Task brief
Go through the listing below and list every line with "image".
+++ Given data +++
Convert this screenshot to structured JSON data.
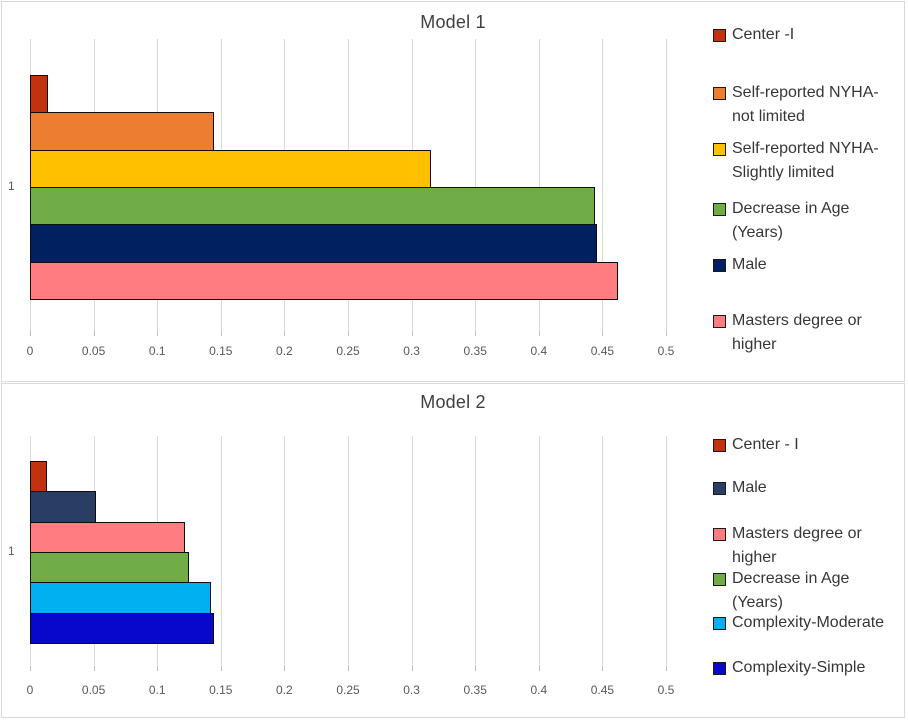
{
  "page": {
    "background": "#FFFFFF",
    "chart_border_color": "#D9D9D9",
    "gridline_color": "#D9D9D9",
    "axis_text_color": "#595959",
    "title_text_color": "#404040"
  },
  "chart_data": [
    {
      "type": "bar",
      "orientation": "horizontal",
      "title": "Model 1",
      "category_label": "1",
      "categories": [
        "1"
      ],
      "xlim": [
        0,
        0.5
      ],
      "x_tick_labels": [
        "0",
        "0.05",
        "0.1",
        "0.15",
        "0.2",
        "0.25",
        "0.3",
        "0.35",
        "0.4",
        "0.45",
        "0.5"
      ],
      "grid": true,
      "legend_position": "right",
      "series": [
        {
          "name": "Center -I",
          "lines": [
            "Center -I"
          ],
          "value": 0.014,
          "color": "#C2330D"
        },
        {
          "name": "Self-reported NYHA-not limited",
          "lines": [
            "Self-reported NYHA-",
            "not limited"
          ],
          "value": 0.145,
          "color": "#ED7D31"
        },
        {
          "name": "Self-reported NYHA-Slightly limited",
          "lines": [
            "Self-reported NYHA-",
            "Slightly limited"
          ],
          "value": 0.315,
          "color": "#FFC000"
        },
        {
          "name": "Decrease in Age (Years)",
          "lines": [
            "Decrease in Age",
            "(Years)"
          ],
          "value": 0.444,
          "color": "#70AD47"
        },
        {
          "name": "Male",
          "lines": [
            "Male"
          ],
          "value": 0.446,
          "color": "#002060"
        },
        {
          "name": "Masters degree or higher",
          "lines": [
            "Masters degree or",
            "higher"
          ],
          "value": 0.462,
          "color": "#FF7C80"
        }
      ]
    },
    {
      "type": "bar",
      "orientation": "horizontal",
      "title": "Model 2",
      "category_label": "1",
      "categories": [
        "1"
      ],
      "xlim": [
        0,
        0.5
      ],
      "x_tick_labels": [
        "0",
        "0.05",
        "0.1",
        "0.15",
        "0.2",
        "0.25",
        "0.3",
        "0.35",
        "0.4",
        "0.45",
        "0.5"
      ],
      "grid": true,
      "legend_position": "right",
      "series": [
        {
          "name": "Center - I",
          "lines": [
            "Center - I"
          ],
          "value": 0.013,
          "color": "#C2330D"
        },
        {
          "name": "Male",
          "lines": [
            "Male"
          ],
          "value": 0.052,
          "color": "#2A3E63"
        },
        {
          "name": "Masters degree or higher",
          "lines": [
            "Masters degree or",
            "higher"
          ],
          "value": 0.122,
          "color": "#FF7C80"
        },
        {
          "name": "Decrease in Age (Years)",
          "lines": [
            "Decrease in Age",
            "(Years)"
          ],
          "value": 0.125,
          "color": "#70AD47"
        },
        {
          "name": "Complexity-Moderate",
          "lines": [
            "Complexity-Moderate"
          ],
          "value": 0.142,
          "color": "#00B0F0"
        },
        {
          "name": "Complexity-Simple",
          "lines": [
            "Complexity-Simple"
          ],
          "value": 0.145,
          "color": "#0808CC"
        }
      ]
    }
  ]
}
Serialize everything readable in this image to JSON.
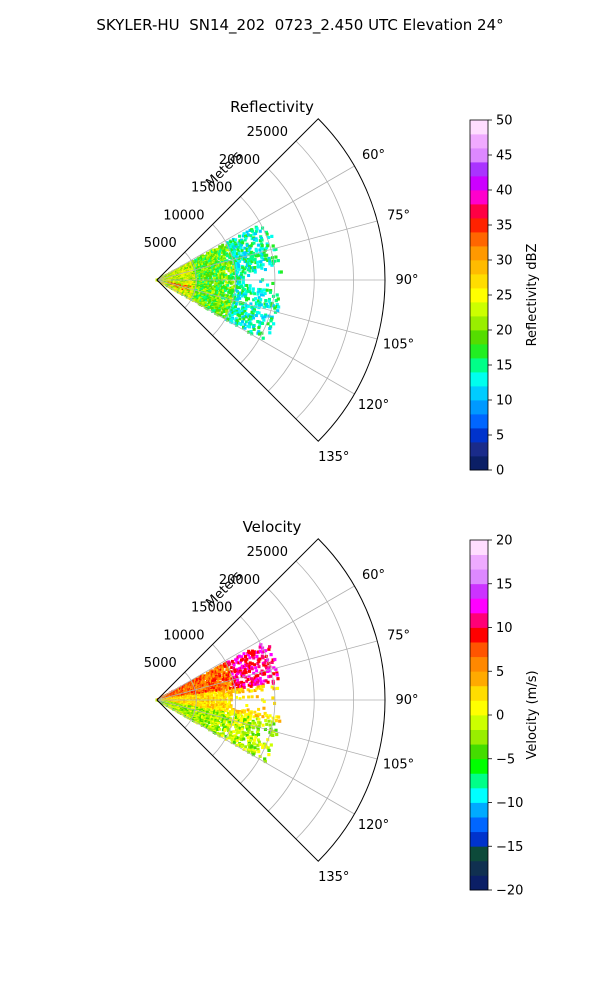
{
  "figure_title": "SKYLER-HU  SN14_202  0723_2.450 UTC Elevation 24°",
  "chart_data": [
    {
      "type": "heatmap",
      "title": "Reflectivity",
      "radial_label": "Meters",
      "radial_ticks": [
        5000,
        10000,
        15000,
        20000,
        25000
      ],
      "rlim": [
        0,
        29000
      ],
      "azimuth_range_deg": [
        45,
        135
      ],
      "azimuth_ticks": [
        "60°",
        "75°",
        "90°",
        "105°",
        "120°",
        "135°"
      ],
      "grid": true,
      "colorbar": {
        "label": "Reflectivity dBZ",
        "range": [
          0,
          50
        ],
        "ticks": [
          "0",
          "5",
          "10",
          "15",
          "20",
          "25",
          "30",
          "35",
          "40",
          "45",
          "50"
        ],
        "colors": [
          "#0b1f66",
          "#1a2b8a",
          "#0033cc",
          "#0066ff",
          "#0099ff",
          "#00ccff",
          "#00ffee",
          "#00ff88",
          "#22ee22",
          "#55dd00",
          "#99ee00",
          "#ccff00",
          "#ffff00",
          "#ffdd00",
          "#ffbb00",
          "#ff9900",
          "#ff6600",
          "#ff2200",
          "#ff0044",
          "#ff00cc",
          "#cc00ff",
          "#aa33ff",
          "#dd88ff",
          "#f0aaff",
          "#ffddff"
        ]
      },
      "echo_regions": [
        {
          "az_start": 64,
          "az_end": 91,
          "r_min": 0,
          "r_max": 16000,
          "level": "10–25 dBZ"
        },
        {
          "az_start": 93,
          "az_end": 118,
          "r_min": 0,
          "r_max": 16000,
          "level": "10–30 dBZ"
        },
        {
          "az_start": 103,
          "az_end": 110,
          "r_min": 1500,
          "r_max": 4500,
          "level": "35 dBZ"
        }
      ]
    },
    {
      "type": "heatmap",
      "title": "Velocity",
      "radial_label": "Meters",
      "radial_ticks": [
        5000,
        10000,
        15000,
        20000,
        25000
      ],
      "rlim": [
        0,
        29000
      ],
      "azimuth_range_deg": [
        45,
        135
      ],
      "azimuth_ticks": [
        "60°",
        "75°",
        "90°",
        "105°",
        "120°",
        "135°"
      ],
      "grid": true,
      "colorbar": {
        "label": "Velocity (m/s)",
        "range": [
          -20,
          20
        ],
        "ticks": [
          "−20",
          "−15",
          "−10",
          "−5",
          "0",
          "5",
          "10",
          "15",
          "20"
        ],
        "colors": [
          "#0b1f66",
          "#103050",
          "#0d4a3a",
          "#0033cc",
          "#0066ff",
          "#00aaff",
          "#00ffff",
          "#00ff88",
          "#00ff00",
          "#44dd00",
          "#99ee00",
          "#ccff00",
          "#ffff00",
          "#ffdd00",
          "#ffaa00",
          "#ff8800",
          "#ff5500",
          "#ff0000",
          "#ff0077",
          "#ff00ff",
          "#cc33ff",
          "#dd88ff",
          "#eeaaff",
          "#ffddff"
        ]
      },
      "echo_regions": [
        {
          "az_start": 64,
          "az_end": 82,
          "r_min": 0,
          "r_max": 15000,
          "level": "3–12 m/s"
        },
        {
          "az_start": 82,
          "az_end": 100,
          "r_min": 0,
          "r_max": 13000,
          "level": "0–3 m/s"
        },
        {
          "az_start": 100,
          "az_end": 118,
          "r_min": 0,
          "r_max": 15000,
          "level": "−5–3 m/s"
        }
      ]
    }
  ]
}
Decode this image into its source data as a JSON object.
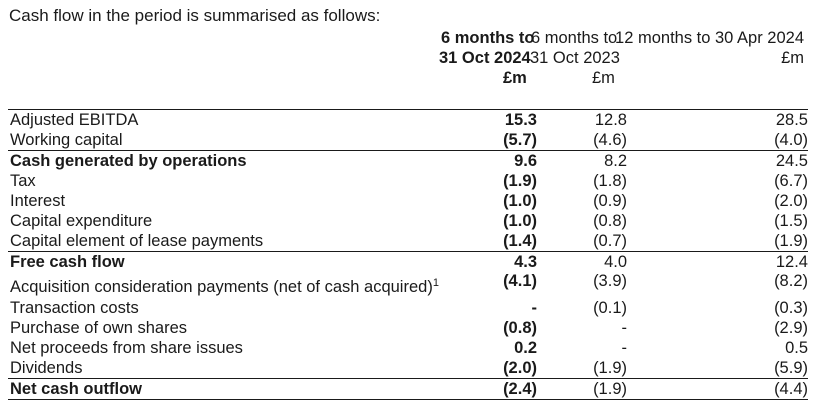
{
  "intro": "Cash flow in the period is summarised as follows:",
  "columns": {
    "c1": {
      "line1": "6 months to",
      "line2": "31 Oct 2024",
      "unit": "£m"
    },
    "c2": {
      "line1": "6 months to",
      "line2": "31 Oct 2023",
      "unit": "£m"
    },
    "c3": {
      "line1": "12 months to 30 Apr 2024",
      "unit": "£m"
    }
  },
  "rows": [
    {
      "label": "Adjusted EBITDA",
      "c1": "15.3",
      "c2": "12.8",
      "c3": "28.5"
    },
    {
      "label": "Working capital",
      "c1": "(5.7)",
      "c2": "(4.6)",
      "c3": "(4.0)"
    },
    {
      "label": "Cash generated by operations",
      "c1": "9.6",
      "c2": "8.2",
      "c3": "24.5"
    },
    {
      "label": "Tax",
      "c1": "(1.9)",
      "c2": "(1.8)",
      "c3": "(6.7)"
    },
    {
      "label": "Interest",
      "c1": "(1.0)",
      "c2": "(0.9)",
      "c3": "(2.0)"
    },
    {
      "label": "Capital expenditure",
      "c1": "(1.0)",
      "c2": "(0.8)",
      "c3": "(1.5)"
    },
    {
      "label": "Capital element of lease payments",
      "c1": "(1.4)",
      "c2": "(0.7)",
      "c3": "(1.9)"
    },
    {
      "label": "Free cash flow",
      "c1": "4.3",
      "c2": "4.0",
      "c3": "12.4"
    },
    {
      "label": "Acquisition consideration payments (net of cash acquired)",
      "sup": "1",
      "c1": "(4.1)",
      "c2": "(3.9)",
      "c3": "(8.2)"
    },
    {
      "label": "Transaction costs",
      "c1": "-",
      "c2": "(0.1)",
      "c3": "(0.3)"
    },
    {
      "label": "Purchase of own shares",
      "c1": "(0.8)",
      "c2": "-",
      "c3": "(2.9)"
    },
    {
      "label": "Net proceeds from share issues",
      "c1": "0.2",
      "c2": "-",
      "c3": "0.5"
    },
    {
      "label": "Dividends",
      "c1": "(2.0)",
      "c2": "(1.9)",
      "c3": "(5.9)"
    },
    {
      "label": "Net cash outflow",
      "c1": "(2.4)",
      "c2": "(1.9)",
      "c3": "(4.4)"
    }
  ]
}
+++
The response
Serialize everything readable in this image to JSON.
Decode this image into its source data as a JSON object.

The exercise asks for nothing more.